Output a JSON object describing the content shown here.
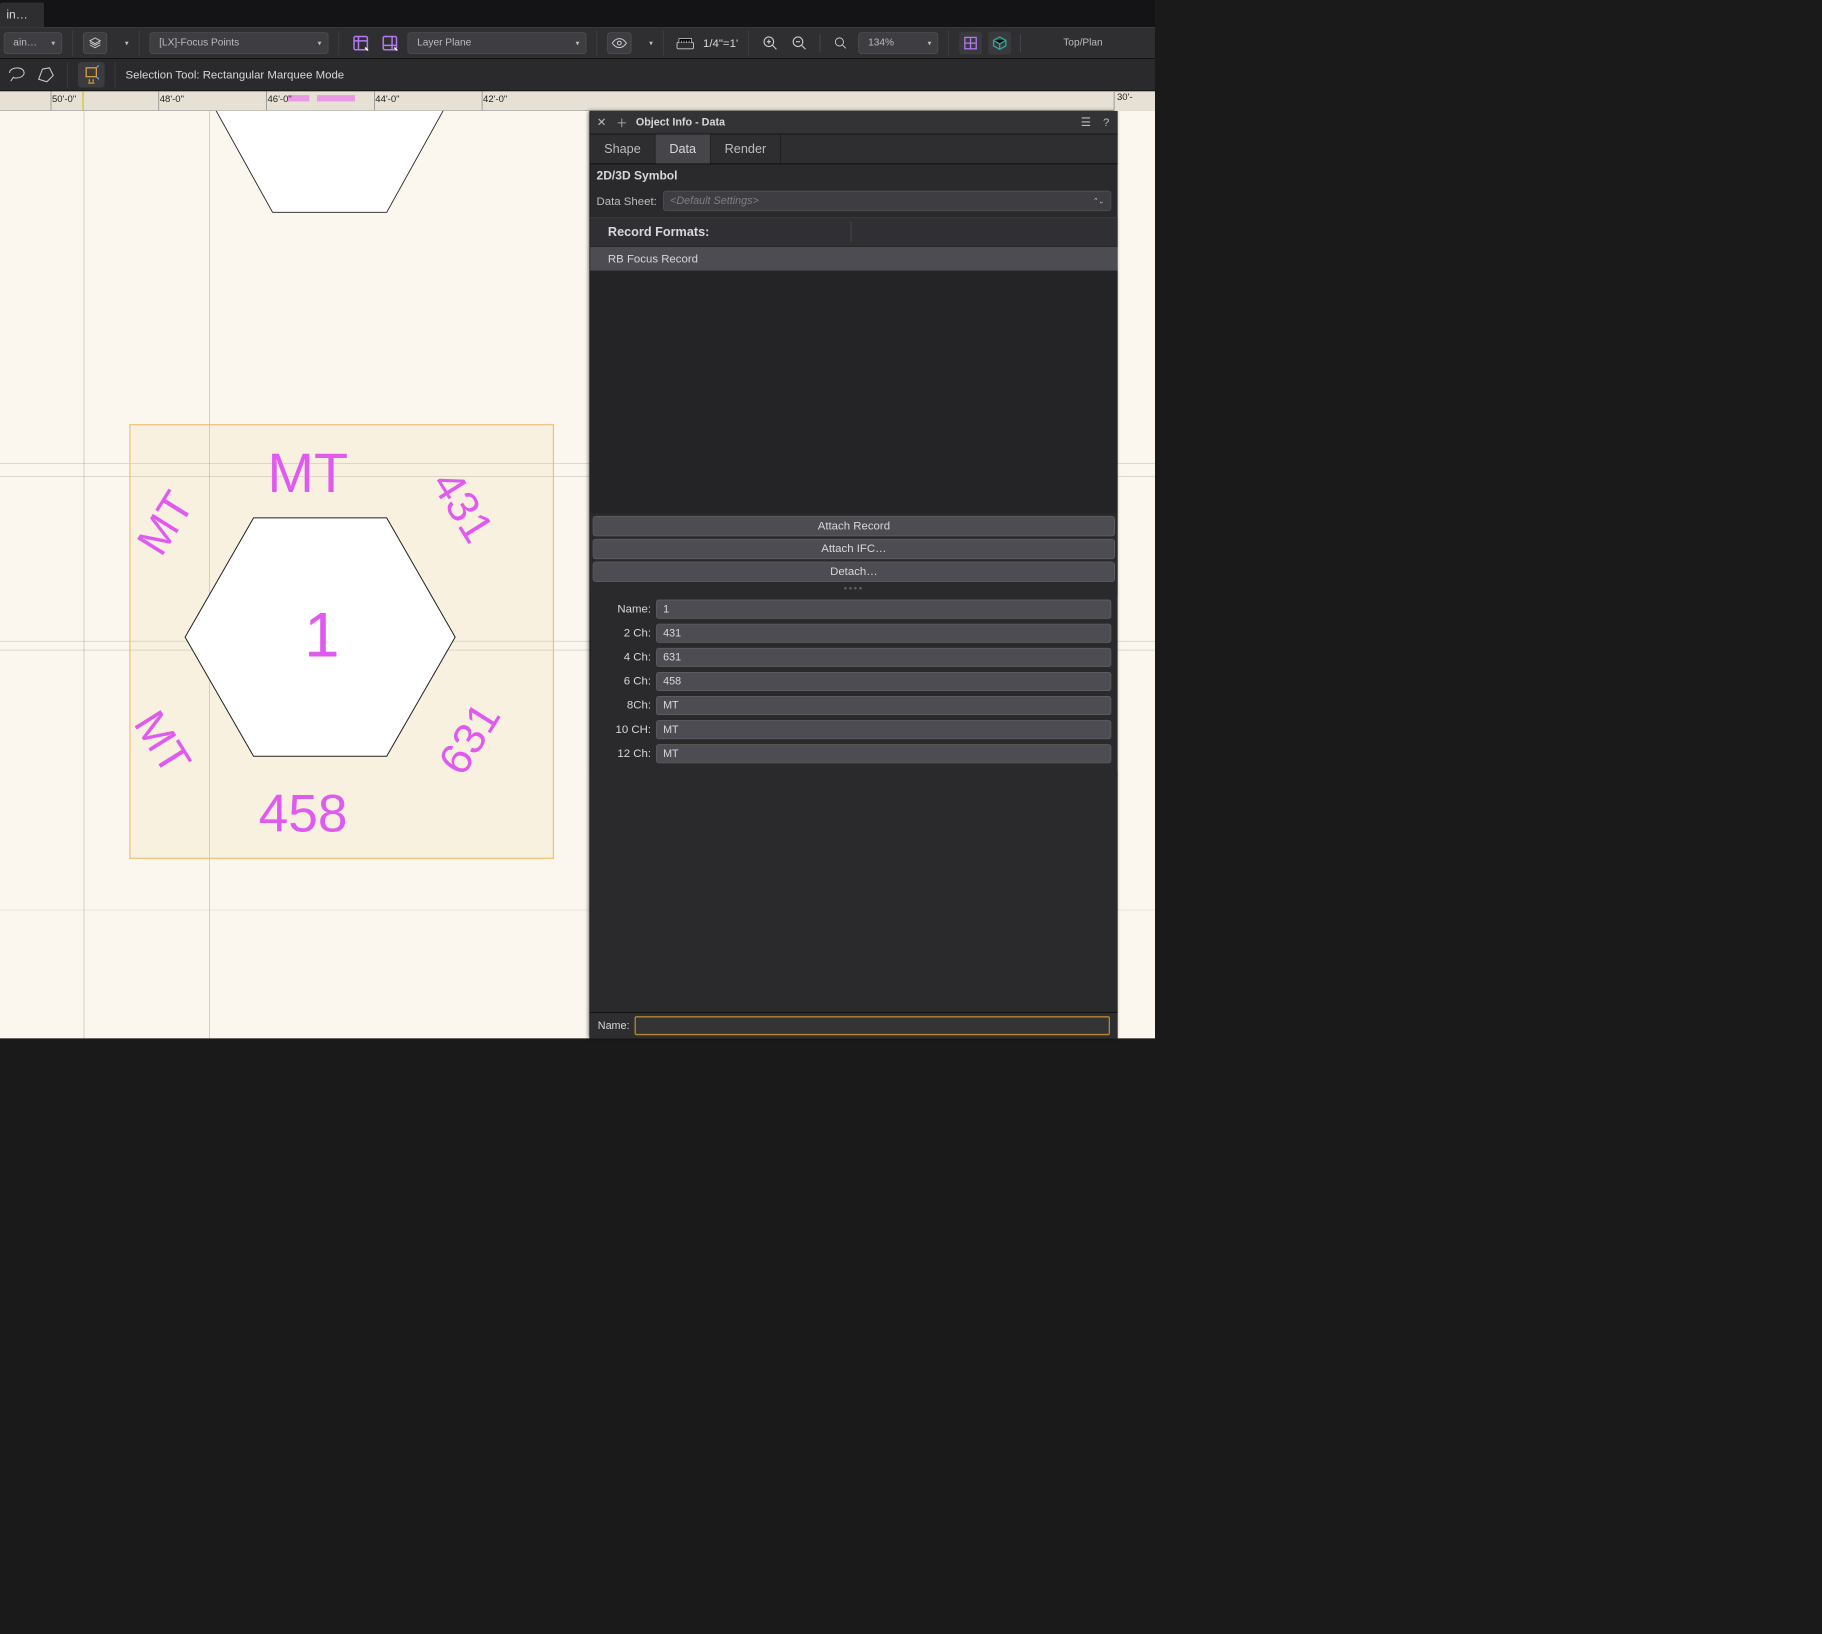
{
  "title_tab": "in…",
  "viewbar": {
    "active_label": "ain…",
    "class_dropdown": "[LX]-Focus Points",
    "plane_dropdown": "Layer Plane",
    "scale": "1/4\"=1'",
    "zoom": "134%",
    "view": "Top/Plan"
  },
  "toolbar": {
    "tool_desc": "Selection Tool: Rectangular Marquee Mode"
  },
  "ruler": {
    "ticks": [
      "50'-0\"",
      "48'-0\"",
      "46'-0\"",
      "44'-0\"",
      "42'-0\""
    ],
    "right_tick": "30'-"
  },
  "canvas": {
    "symbol_center": "1",
    "labels": {
      "top": "MT",
      "top_right": "431",
      "bot_right": "631",
      "bottom": "458",
      "bot_left": "MT",
      "top_left": "MT"
    }
  },
  "panel": {
    "title": "Object Info - Data",
    "tabs": {
      "shape": "Shape",
      "data": "Data",
      "render": "Render"
    },
    "subtitle": "2D/3D Symbol",
    "datasheet_label": "Data Sheet:",
    "datasheet_value": "<Default Settings>",
    "record_formats_label": "Record Formats:",
    "record_item": "RB Focus Record",
    "btn_attach_record": "Attach Record",
    "btn_attach_ifc": "Attach IFC…",
    "btn_detach": "Detach…",
    "fields": [
      {
        "label": "Name:",
        "value": "1"
      },
      {
        "label": "2 Ch:",
        "value": "431"
      },
      {
        "label": "4 Ch:",
        "value": "631"
      },
      {
        "label": "6 Ch:",
        "value": "458"
      },
      {
        "label": "8Ch:",
        "value": "MT"
      },
      {
        "label": "10 CH:",
        "value": "MT"
      },
      {
        "label": "12 Ch:",
        "value": "MT"
      }
    ],
    "footer_label": "Name:",
    "footer_value": ""
  }
}
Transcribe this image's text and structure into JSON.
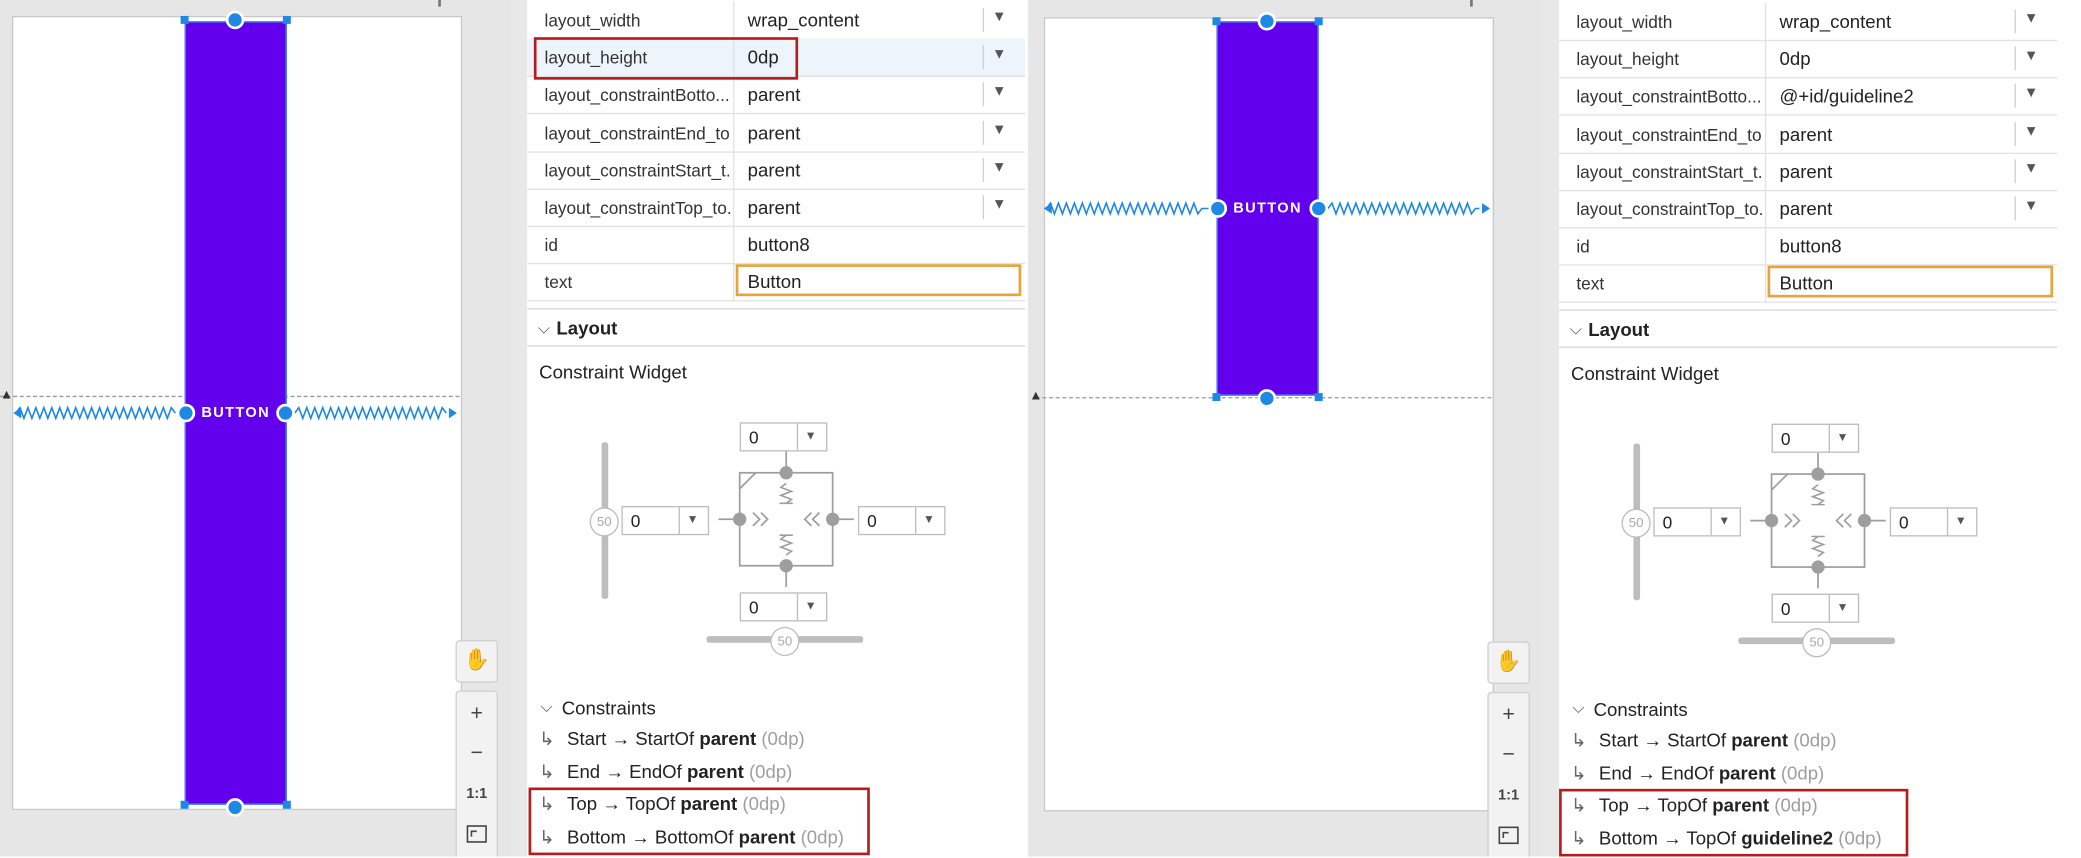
{
  "colors": {
    "accent": "#1e88e5",
    "button": "#6200ee",
    "highlight_red": "#b71c1c",
    "highlight_orange": "#e8a33a"
  },
  "left": {
    "preview": {
      "button_text": "BUTTON"
    },
    "toolbar": {
      "hand_icon": "hand-icon",
      "zoom_in": "+",
      "zoom_out": "−",
      "actual_size": "1:1",
      "fit_icon": "fit-screen-icon"
    },
    "attributes": [
      {
        "name": "layout_width",
        "value": "wrap_content",
        "dropdown": true
      },
      {
        "name": "layout_height",
        "value": "0dp",
        "dropdown": true
      },
      {
        "name": "layout_constraintBotto...",
        "value": "parent",
        "dropdown": true
      },
      {
        "name": "layout_constraintEnd_to...",
        "value": "parent",
        "dropdown": true
      },
      {
        "name": "layout_constraintStart_t...",
        "value": "parent",
        "dropdown": true
      },
      {
        "name": "layout_constraintTop_to...",
        "value": "parent",
        "dropdown": true
      },
      {
        "name": "id",
        "value": "button8",
        "dropdown": false
      },
      {
        "name": "text",
        "value": "Button",
        "dropdown": false
      }
    ],
    "layout_section": {
      "title": "Layout",
      "widget_title": "Constraint Widget",
      "top": "0",
      "left": "0",
      "right": "0",
      "bottom": "0",
      "bias_v": "50",
      "bias_h": "50"
    },
    "constraints_title": "Constraints",
    "constraints": [
      {
        "side": "Start",
        "arrow": "→",
        "target_side": "StartOf",
        "target": "parent",
        "margin": "(0dp)"
      },
      {
        "side": "End",
        "arrow": "→",
        "target_side": "EndOf",
        "target": "parent",
        "margin": "(0dp)"
      },
      {
        "side": "Top",
        "arrow": "→",
        "target_side": "TopOf",
        "target": "parent",
        "margin": "(0dp)"
      },
      {
        "side": "Bottom",
        "arrow": "→",
        "target_side": "BottomOf",
        "target": "parent",
        "margin": "(0dp)"
      }
    ]
  },
  "right": {
    "preview": {
      "button_text": "BUTTON"
    },
    "toolbar": {
      "hand_icon": "hand-icon",
      "zoom_in": "+",
      "zoom_out": "−",
      "actual_size": "1:1",
      "fit_icon": "fit-screen-icon"
    },
    "attributes": [
      {
        "name": "layout_width",
        "value": "wrap_content",
        "dropdown": true
      },
      {
        "name": "layout_height",
        "value": "0dp",
        "dropdown": true
      },
      {
        "name": "layout_constraintBotto...",
        "value": "@+id/guideline2",
        "dropdown": true
      },
      {
        "name": "layout_constraintEnd_to...",
        "value": "parent",
        "dropdown": true
      },
      {
        "name": "layout_constraintStart_t...",
        "value": "parent",
        "dropdown": true
      },
      {
        "name": "layout_constraintTop_to...",
        "value": "parent",
        "dropdown": true
      },
      {
        "name": "id",
        "value": "button8",
        "dropdown": false
      },
      {
        "name": "text",
        "value": "Button",
        "dropdown": false
      }
    ],
    "layout_section": {
      "title": "Layout",
      "widget_title": "Constraint Widget",
      "top": "0",
      "left": "0",
      "right": "0",
      "bottom": "0",
      "bias_v": "50",
      "bias_h": "50"
    },
    "constraints_title": "Constraints",
    "constraints": [
      {
        "side": "Start",
        "arrow": "→",
        "target_side": "StartOf",
        "target": "parent",
        "margin": "(0dp)"
      },
      {
        "side": "End",
        "arrow": "→",
        "target_side": "EndOf",
        "target": "parent",
        "margin": "(0dp)"
      },
      {
        "side": "Top",
        "arrow": "→",
        "target_side": "TopOf",
        "target": "parent",
        "margin": "(0dp)"
      },
      {
        "side": "Bottom",
        "arrow": "→",
        "target_side": "TopOf",
        "target": "guideline2",
        "margin": "(0dp)"
      }
    ]
  }
}
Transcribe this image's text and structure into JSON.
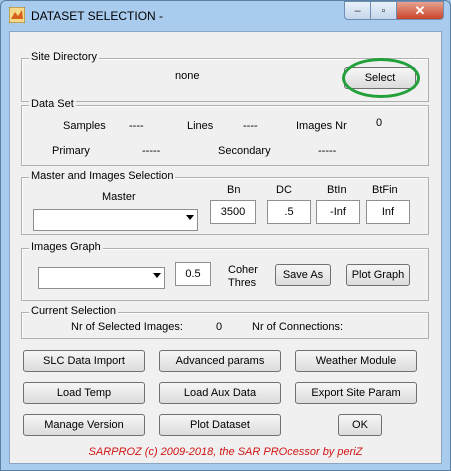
{
  "window": {
    "title": "DATASET SELECTION -",
    "close_glyph": "✕",
    "minimize_glyph": "–",
    "maximize_glyph": "▫"
  },
  "site_directory": {
    "label": "Site Directory",
    "value": "none",
    "select_button": "Select"
  },
  "data_set": {
    "label": "Data Set",
    "samples_label": "Samples",
    "samples_value": "----",
    "lines_label": "Lines",
    "lines_value": "----",
    "images_nr_label": "Images Nr",
    "images_nr_value": "0",
    "primary_label": "Primary",
    "primary_value": "-----",
    "secondary_label": "Secondary",
    "secondary_value": "-----"
  },
  "master_selection": {
    "label": "Master and Images Selection",
    "master_label": "Master",
    "master_value": "",
    "bn_label": "Bn",
    "bn_value": "3500",
    "dc_label": "DC",
    "dc_value": ".5",
    "btin_label": "BtIn",
    "btin_value": "-Inf",
    "btfin_label": "BtFin",
    "btfin_value": "Inf"
  },
  "images_graph": {
    "label": "Images Graph",
    "dropdown_value": "",
    "coher_value": "0.5",
    "coher_label": "Coher",
    "thres_label": "Thres",
    "save_as_button": "Save As",
    "plot_graph_button": "Plot Graph"
  },
  "current_selection": {
    "label": "Current Selection",
    "selected_images_label": "Nr of Selected Images:",
    "selected_images_value": "0",
    "connections_label": "Nr of Connections:"
  },
  "buttons": {
    "slc_import": "SLC Data Import",
    "advanced_params": "Advanced params",
    "weather_module": "Weather Module",
    "load_temp": "Load Temp",
    "load_aux": "Load Aux Data",
    "export_site": "Export Site Param",
    "manage_version": "Manage Version",
    "plot_dataset": "Plot Dataset",
    "ok": "OK"
  },
  "footer": "SARPROZ (c) 2009-2018, the SAR PROcessor by periZ",
  "colors": {
    "highlight": "#22a039",
    "footer_text": "#d21414"
  }
}
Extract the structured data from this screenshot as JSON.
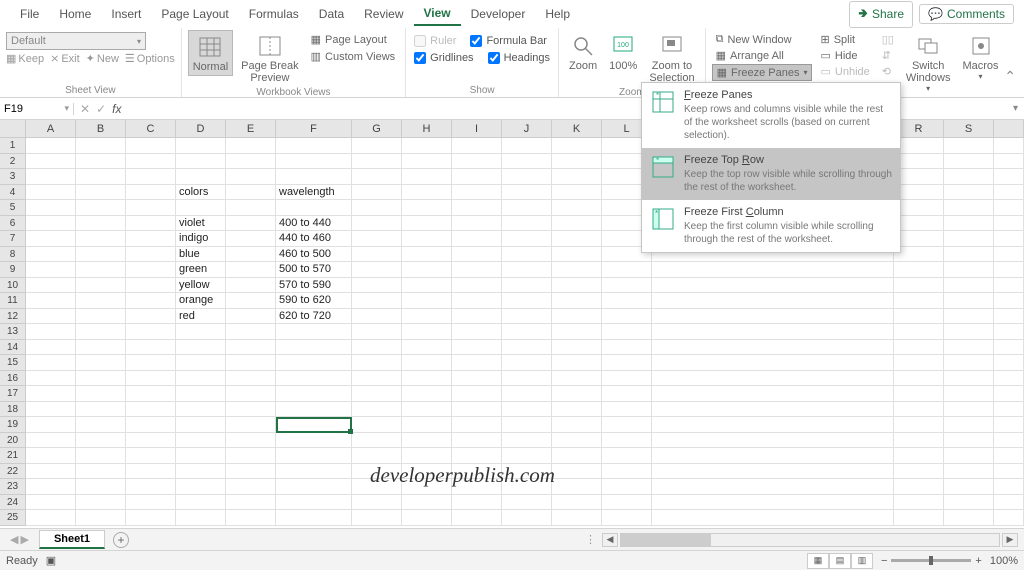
{
  "menubar": {
    "items": [
      "File",
      "Home",
      "Insert",
      "Page Layout",
      "Formulas",
      "Data",
      "Review",
      "View",
      "Developer",
      "Help"
    ],
    "active_index": 7,
    "share": "Share",
    "comments": "Comments"
  },
  "ribbon": {
    "sheet_view": {
      "combo": "Default",
      "keep": "Keep",
      "exit": "Exit",
      "new": "New",
      "options": "Options",
      "label": "Sheet View"
    },
    "workbook_views": {
      "normal": "Normal",
      "page_break": "Page Break\nPreview",
      "page_layout": "Page Layout",
      "custom_views": "Custom Views",
      "label": "Workbook Views"
    },
    "show": {
      "ruler": "Ruler",
      "formula_bar": "Formula Bar",
      "gridlines": "Gridlines",
      "headings": "Headings",
      "label": "Show"
    },
    "zoom": {
      "zoom": "Zoom",
      "p100": "100%",
      "zoom_to_sel": "Zoom to\nSelection",
      "label": "Zoom"
    },
    "window": {
      "new_window": "New Window",
      "arrange_all": "Arrange All",
      "freeze_panes": "Freeze Panes",
      "split": "Split",
      "hide": "Hide",
      "unhide": "Unhide",
      "switch_windows": "Switch\nWindows",
      "macros": "Macros"
    }
  },
  "freeze_menu": {
    "opt1": {
      "title_pre": "",
      "title_ul": "F",
      "title_post": "reeze Panes",
      "desc": "Keep rows and columns visible while the rest of the worksheet scrolls (based on current selection)."
    },
    "opt2": {
      "title_pre": "Freeze Top ",
      "title_ul": "R",
      "title_post": "ow",
      "desc": "Keep the top row visible while scrolling through the rest of the worksheet."
    },
    "opt3": {
      "title_pre": "Freeze First ",
      "title_ul": "C",
      "title_post": "olumn",
      "desc": "Keep the first column visible while scrolling through the rest of the worksheet."
    }
  },
  "name_box": "F19",
  "columns": [
    "A",
    "B",
    "C",
    "D",
    "E",
    "F",
    "G",
    "H",
    "I",
    "J",
    "K",
    "L",
    "",
    "R",
    "S",
    ""
  ],
  "cells": {
    "D4": "colors",
    "F4": "wavelength",
    "D6": "violet",
    "F6": "400 to 440",
    "D7": "indigo",
    "F7": "440 to 460",
    "D8": "blue",
    "F8": "460 to 500",
    "D9": "green",
    "F9": "500 to 570",
    "D10": "yellow",
    "F10": "570 to 590",
    "D11": "orange",
    "F11": "590 to 620",
    "D12": "red",
    "F12": "620 to 720"
  },
  "watermark": "developerpublish.com",
  "sheet_tab": "Sheet1",
  "status": {
    "ready": "Ready",
    "zoom": "100%"
  }
}
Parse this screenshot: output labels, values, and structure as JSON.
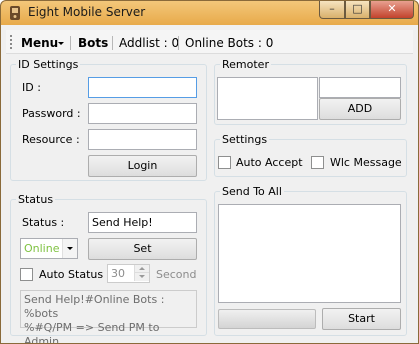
------------------------------------------------------------------------
Short exercise: Using the listing, collect all lines in which the string "Focus" is found.

Output for this exercise:
    "class_dropdown": "[LX]-Focus Points",
    "record_item": "RB Focus Record",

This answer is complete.